- [WORK TO BE COMPLETED] Copy out the complete listing, word for word.

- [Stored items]
────────────────
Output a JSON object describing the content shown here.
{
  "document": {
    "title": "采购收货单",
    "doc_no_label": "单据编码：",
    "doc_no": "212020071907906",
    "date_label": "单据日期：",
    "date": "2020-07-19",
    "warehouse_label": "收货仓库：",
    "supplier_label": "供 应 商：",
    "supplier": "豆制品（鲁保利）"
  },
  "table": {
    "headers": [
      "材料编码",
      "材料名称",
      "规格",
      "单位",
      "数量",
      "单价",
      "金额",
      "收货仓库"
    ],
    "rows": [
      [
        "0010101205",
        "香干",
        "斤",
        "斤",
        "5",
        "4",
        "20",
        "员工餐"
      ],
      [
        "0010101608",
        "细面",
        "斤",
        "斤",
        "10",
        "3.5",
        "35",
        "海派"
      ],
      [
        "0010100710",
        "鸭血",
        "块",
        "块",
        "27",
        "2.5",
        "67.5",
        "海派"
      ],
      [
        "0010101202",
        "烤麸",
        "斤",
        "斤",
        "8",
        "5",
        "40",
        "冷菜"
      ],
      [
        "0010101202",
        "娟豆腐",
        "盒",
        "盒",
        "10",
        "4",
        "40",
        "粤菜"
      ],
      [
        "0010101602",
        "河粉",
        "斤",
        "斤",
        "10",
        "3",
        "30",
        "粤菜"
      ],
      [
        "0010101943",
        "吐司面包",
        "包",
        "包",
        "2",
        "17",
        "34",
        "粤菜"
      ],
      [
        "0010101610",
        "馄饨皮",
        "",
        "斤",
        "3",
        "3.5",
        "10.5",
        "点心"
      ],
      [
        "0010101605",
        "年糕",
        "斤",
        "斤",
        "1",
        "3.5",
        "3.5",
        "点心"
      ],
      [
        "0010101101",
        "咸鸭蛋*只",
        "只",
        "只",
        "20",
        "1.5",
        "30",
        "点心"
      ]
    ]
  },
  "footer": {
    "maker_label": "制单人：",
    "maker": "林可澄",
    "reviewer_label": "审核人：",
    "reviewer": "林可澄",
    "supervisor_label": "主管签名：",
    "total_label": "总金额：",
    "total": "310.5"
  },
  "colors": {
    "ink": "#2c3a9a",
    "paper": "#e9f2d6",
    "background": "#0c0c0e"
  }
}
────────────────
- [EXPECTED ANSWER]
Output a JSON object describing the content shown here.
{
  "document": {
    "title": "采购收货单",
    "doc_no_label": "单据编码：",
    "doc_no": "212020071907906",
    "date_label": "单据日期：",
    "date": "2020-07-19",
    "warehouse_label": "收货仓库：",
    "supplier_label": "供 应 商：",
    "supplier": "豆制品（鲁保利）"
  },
  "table": {
    "headers": [
      "材料编码",
      "材料名称",
      "规格",
      "单位",
      "数量",
      "单价",
      "金额",
      "收货仓库"
    ],
    "rows": [
      [
        "0010101205",
        "香干",
        "斤",
        "斤",
        "5",
        "4",
        "20",
        "员工餐"
      ],
      [
        "0010101608",
        "细面",
        "斤",
        "斤",
        "10",
        "3.5",
        "35",
        "海派"
      ],
      [
        "0010100710",
        "鸭血",
        "块",
        "块",
        "27",
        "2.5",
        "67.5",
        "海派"
      ],
      [
        "0010101202",
        "烤麸",
        "斤",
        "斤",
        "8",
        "5",
        "40",
        "冷菜"
      ],
      [
        "0010101202",
        "娟豆腐",
        "盒",
        "盒",
        "10",
        "4",
        "40",
        "粤菜"
      ],
      [
        "0010101602",
        "河粉",
        "斤",
        "斤",
        "10",
        "3",
        "30",
        "粤菜"
      ],
      [
        "0010101943",
        "吐司面包",
        "包",
        "包",
        "2",
        "17",
        "34",
        "粤菜"
      ],
      [
        "0010101610",
        "馄饨皮",
        "",
        "斤",
        "3",
        "3.5",
        "10.5",
        "点心"
      ],
      [
        "0010101605",
        "年糕",
        "斤",
        "斤",
        "1",
        "3.5",
        "3.5",
        "点心"
      ],
      [
        "0010101101",
        "咸鸭蛋*只",
        "只",
        "只",
        "20",
        "1.5",
        "30",
        "点心"
      ]
    ]
  },
  "footer": {
    "maker_label": "制单人：",
    "maker": "林可澄",
    "reviewer_label": "审核人：",
    "reviewer": "林可澄",
    "supervisor_label": "主管签名：",
    "total_label": "总金额：",
    "total": "310.5"
  },
  "colors": {
    "ink": "#2c3a9a",
    "paper": "#e9f2d6",
    "background": "#0c0c0e"
  }
}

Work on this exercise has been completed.